Requirements:
Write out all records as given; omit images.

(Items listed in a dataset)
******

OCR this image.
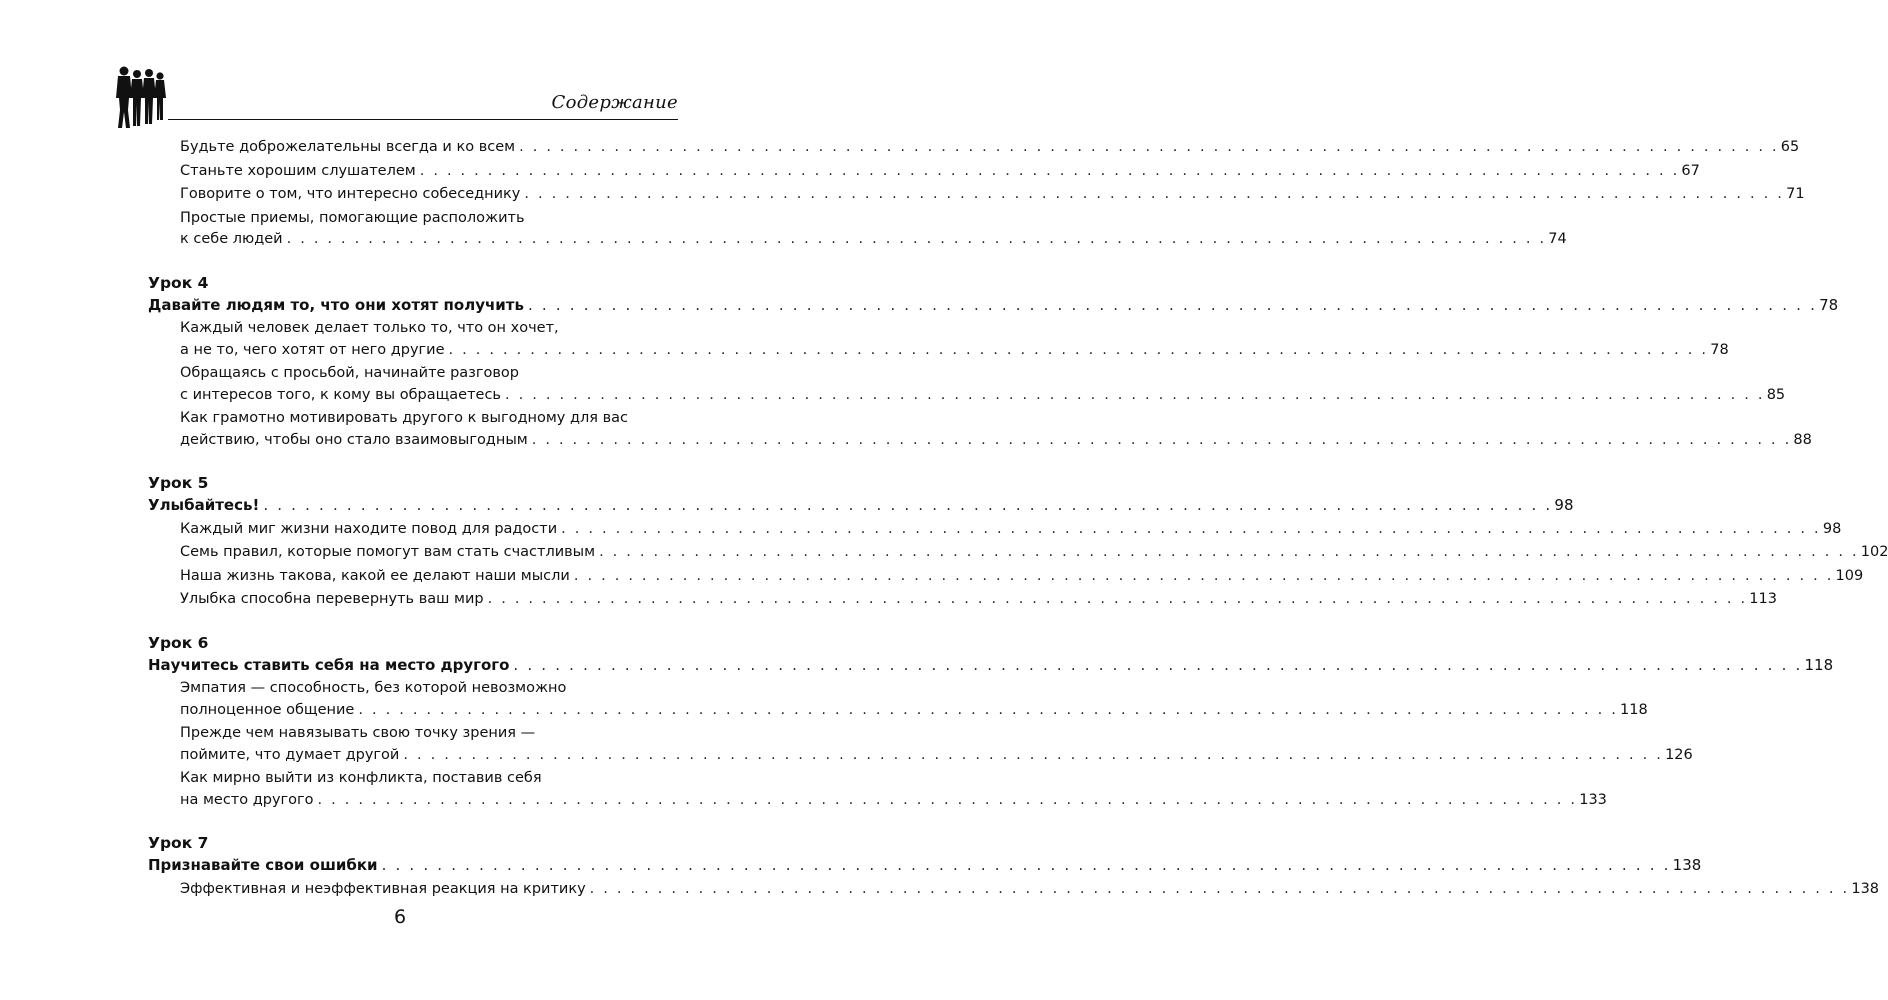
Содержание
Будьте доброжелательны всегда и ко всем . . . . . . . . . . . . . . . . . . . . . . . . . . . . . . . . . . . . . . . . . . . . . . . . . . . . . . . . . . . . . . . . . . . . . . . . . . . . . . . . . . . . . . . . . . . . . 65
Станьте хорошим слушателем . . . . . . . . . . . . . . . . . . . . . . . . . . . . . . . . . . . . . . . . . . . . . . . . . . . . . . . . . . . . . . . . . . . . . . . . . . . . . . . . . . . . . . . . . . . . . 67
Говорите о том, что интересно собеседнику . . . . . . . . . . . . . . . . . . . . . . . . . . . . . . . . . . . . . . . . . . . . . . . . . . . . . . . . . . . . . . . . . . . . . . . . . . . . . . . . . . . . . . . . . . . . . 71
Простые приемы, помогающие расположить
к себе людей . . . . . . . . . . . . . . . . . . . . . . . . . . . . . . . . . . . . . . . . . . . . . . . . . . . . . . . . . . . . . . . . . . . . . . . . . . . . . . . . . . . . . . . . . . . . . 74
Урок 4
Давайте людям то, что они хотят получить . . . . . . . . . . . . . . . . . . . . . . . . . . . . . . . . . . . . . . . . . . . . . . . . . . . . . . . . . . . . . . . . . . . . . . . . . . . . . . . . . . . . . . . . . . . . . 78
Каждый человек делает только то, что он хочет,
а не то, чего хотят от него другие . . . . . . . . . . . . . . . . . . . . . . . . . . . . . . . . . . . . . . . . . . . . . . . . . . . . . . . . . . . . . . . . . . . . . . . . . . . . . . . . . . . . . . . . . . . . . 78
Обращаясь с просьбой, начинайте разговор
с интересов того, к кому вы обращаетесь . . . . . . . . . . . . . . . . . . . . . . . . . . . . . . . . . . . . . . . . . . . . . . . . . . . . . . . . . . . . . . . . . . . . . . . . . . . . . . . . . . . . . . . . . . . . . 85
Как грамотно мотивировать другого к выгодному для вас
действию, чтобы оно стало взаимовыгодным . . . . . . . . . . . . . . . . . . . . . . . . . . . . . . . . . . . . . . . . . . . . . . . . . . . . . . . . . . . . . . . . . . . . . . . . . . . . . . . . . . . . . . . . . . . . . 88
Урок 5
Улыбайтесь! . . . . . . . . . . . . . . . . . . . . . . . . . . . . . . . . . . . . . . . . . . . . . . . . . . . . . . . . . . . . . . . . . . . . . . . . . . . . . . . . . . . . . . . . . . . . . 98
Каждый миг жизни находите повод для радости . . . . . . . . . . . . . . . . . . . . . . . . . . . . . . . . . . . . . . . . . . . . . . . . . . . . . . . . . . . . . . . . . . . . . . . . . . . . . . . . . . . . . . . . . . . . . 98
Семь правил, которые помогут вам стать счастливым . . . . . . . . . . . . . . . . . . . . . . . . . . . . . . . . . . . . . . . . . . . . . . . . . . . . . . . . . . . . . . . . . . . . . . . . . . . . . . . . . . . . . . . . . . . . . 102
Наша жизнь такова, какой ее делают наши мысли . . . . . . . . . . . . . . . . . . . . . . . . . . . . . . . . . . . . . . . . . . . . . . . . . . . . . . . . . . . . . . . . . . . . . . . . . . . . . . . . . . . . . . . . . . . . . 109
Улыбка способна перевернуть ваш мир . . . . . . . . . . . . . . . . . . . . . . . . . . . . . . . . . . . . . . . . . . . . . . . . . . . . . . . . . . . . . . . . . . . . . . . . . . . . . . . . . . . . . . . . . . . . . 113
Урок 6
Научитесь ставить себя на место другого . . . . . . . . . . . . . . . . . . . . . . . . . . . . . . . . . . . . . . . . . . . . . . . . . . . . . . . . . . . . . . . . . . . . . . . . . . . . . . . . . . . . . . . . . . . . . 118
Эмпатия — способность, без которой невозможно
полноценное общение . . . . . . . . . . . . . . . . . . . . . . . . . . . . . . . . . . . . . . . . . . . . . . . . . . . . . . . . . . . . . . . . . . . . . . . . . . . . . . . . . . . . . . . . . . . . . 118
Прежде чем навязывать свою точку зрения —
поймите, что думает другой . . . . . . . . . . . . . . . . . . . . . . . . . . . . . . . . . . . . . . . . . . . . . . . . . . . . . . . . . . . . . . . . . . . . . . . . . . . . . . . . . . . . . . . . . . . . . 126
Как мирно выйти из конфликта, поставив себя
на место другого . . . . . . . . . . . . . . . . . . . . . . . . . . . . . . . . . . . . . . . . . . . . . . . . . . . . . . . . . . . . . . . . . . . . . . . . . . . . . . . . . . . . . . . . . . . . . 133
Урок 7
Признавайте свои ошибки . . . . . . . . . . . . . . . . . . . . . . . . . . . . . . . . . . . . . . . . . . . . . . . . . . . . . . . . . . . . . . . . . . . . . . . . . . . . . . . . . . . . . . . . . . . . . 138
Эффективная и неэффективная реакция на критику . . . . . . . . . . . . . . . . . . . . . . . . . . . . . . . . . . . . . . . . . . . . . . . . . . . . . . . . . . . . . . . . . . . . . . . . . . . . . . . . . . . . . . . . . . . . . 138
6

******

Written answer:
OCR this image.
Содержание
Будьте доброжелательны всегда и ко всем . . . . . . . . . . . . . . . . . . . . . . . . . . . . . . . . . . . . . . . . . . . . . . . . . . . . . . . . . . . . . . . . . . . . . . . . . . . . . . . . . . . . . . . . . . . . . 65
Станьте хорошим слушателем . . . . . . . . . . . . . . . . . . . . . . . . . . . . . . . . . . . . . . . . . . . . . . . . . . . . . . . . . . . . . . . . . . . . . . . . . . . . . . . . . . . . . . . . . . . . . 67
Говорите о том, что интересно собеседнику . . . . . . . . . . . . . . . . . . . . . . . . . . . . . . . . . . . . . . . . . . . . . . . . . . . . . . . . . . . . . . . . . . . . . . . . . . . . . . . . . . . . . . . . . . . . . 71
Простые приемы, помогающие расположить
к себе людей . . . . . . . . . . . . . . . . . . . . . . . . . . . . . . . . . . . . . . . . . . . . . . . . . . . . . . . . . . . . . . . . . . . . . . . . . . . . . . . . . . . . . . . . . . . . . 74
Урок 4
Давайте людям то, что они хотят получить . . . . . . . . . . . . . . . . . . . . . . . . . . . . . . . . . . . . . . . . . . . . . . . . . . . . . . . . . . . . . . . . . . . . . . . . . . . . . . . . . . . . . . . . . . . . . 78
Каждый человек делает только то, что он хочет,
а не то, чего хотят от него другие . . . . . . . . . . . . . . . . . . . . . . . . . . . . . . . . . . . . . . . . . . . . . . . . . . . . . . . . . . . . . . . . . . . . . . . . . . . . . . . . . . . . . . . . . . . . . 78
Обращаясь с просьбой, начинайте разговор
с интересов того, к кому вы обращаетесь . . . . . . . . . . . . . . . . . . . . . . . . . . . . . . . . . . . . . . . . . . . . . . . . . . . . . . . . . . . . . . . . . . . . . . . . . . . . . . . . . . . . . . . . . . . . . 85
Как грамотно мотивировать другого к выгодному для вас
действию, чтобы оно стало взаимовыгодным . . . . . . . . . . . . . . . . . . . . . . . . . . . . . . . . . . . . . . . . . . . . . . . . . . . . . . . . . . . . . . . . . . . . . . . . . . . . . . . . . . . . . . . . . . . . . 88
Урок 5
Улыбайтесь! . . . . . . . . . . . . . . . . . . . . . . . . . . . . . . . . . . . . . . . . . . . . . . . . . . . . . . . . . . . . . . . . . . . . . . . . . . . . . . . . . . . . . . . . . . . . . 98
Каждый миг жизни находите повод для радости . . . . . . . . . . . . . . . . . . . . . . . . . . . . . . . . . . . . . . . . . . . . . . . . . . . . . . . . . . . . . . . . . . . . . . . . . . . . . . . . . . . . . . . . . . . . . 98
Семь правил, которые помогут вам стать счастливым . . . . . . . . . . . . . . . . . . . . . . . . . . . . . . . . . . . . . . . . . . . . . . . . . . . . . . . . . . . . . . . . . . . . . . . . . . . . . . . . . . . . . . . . . . . . . 102
Наша жизнь такова, какой ее делают наши мысли . . . . . . . . . . . . . . . . . . . . . . . . . . . . . . . . . . . . . . . . . . . . . . . . . . . . . . . . . . . . . . . . . . . . . . . . . . . . . . . . . . . . . . . . . . . . . 109
Улыбка способна перевернуть ваш мир . . . . . . . . . . . . . . . . . . . . . . . . . . . . . . . . . . . . . . . . . . . . . . . . . . . . . . . . . . . . . . . . . . . . . . . . . . . . . . . . . . . . . . . . . . . . . 113
Урок 6
Научитесь ставить себя на место другого . . . . . . . . . . . . . . . . . . . . . . . . . . . . . . . . . . . . . . . . . . . . . . . . . . . . . . . . . . . . . . . . . . . . . . . . . . . . . . . . . . . . . . . . . . . . . 118
Эмпатия — способность, без которой невозможно
полноценное общение . . . . . . . . . . . . . . . . . . . . . . . . . . . . . . . . . . . . . . . . . . . . . . . . . . . . . . . . . . . . . . . . . . . . . . . . . . . . . . . . . . . . . . . . . . . . . 118
Прежде чем навязывать свою точку зрения —
поймите, что думает другой . . . . . . . . . . . . . . . . . . . . . . . . . . . . . . . . . . . . . . . . . . . . . . . . . . . . . . . . . . . . . . . . . . . . . . . . . . . . . . . . . . . . . . . . . . . . . 126
Как мирно выйти из конфликта, поставив себя
на место другого . . . . . . . . . . . . . . . . . . . . . . . . . . . . . . . . . . . . . . . . . . . . . . . . . . . . . . . . . . . . . . . . . . . . . . . . . . . . . . . . . . . . . . . . . . . . . 133
Урок 7
Признавайте свои ошибки . . . . . . . . . . . . . . . . . . . . . . . . . . . . . . . . . . . . . . . . . . . . . . . . . . . . . . . . . . . . . . . . . . . . . . . . . . . . . . . . . . . . . . . . . . . . . 138
Эффективная и неэффективная реакция на критику . . . . . . . . . . . . . . . . . . . . . . . . . . . . . . . . . . . . . . . . . . . . . . . . . . . . . . . . . . . . . . . . . . . . . . . . . . . . . . . . . . . . . . . . . . . . . 138
6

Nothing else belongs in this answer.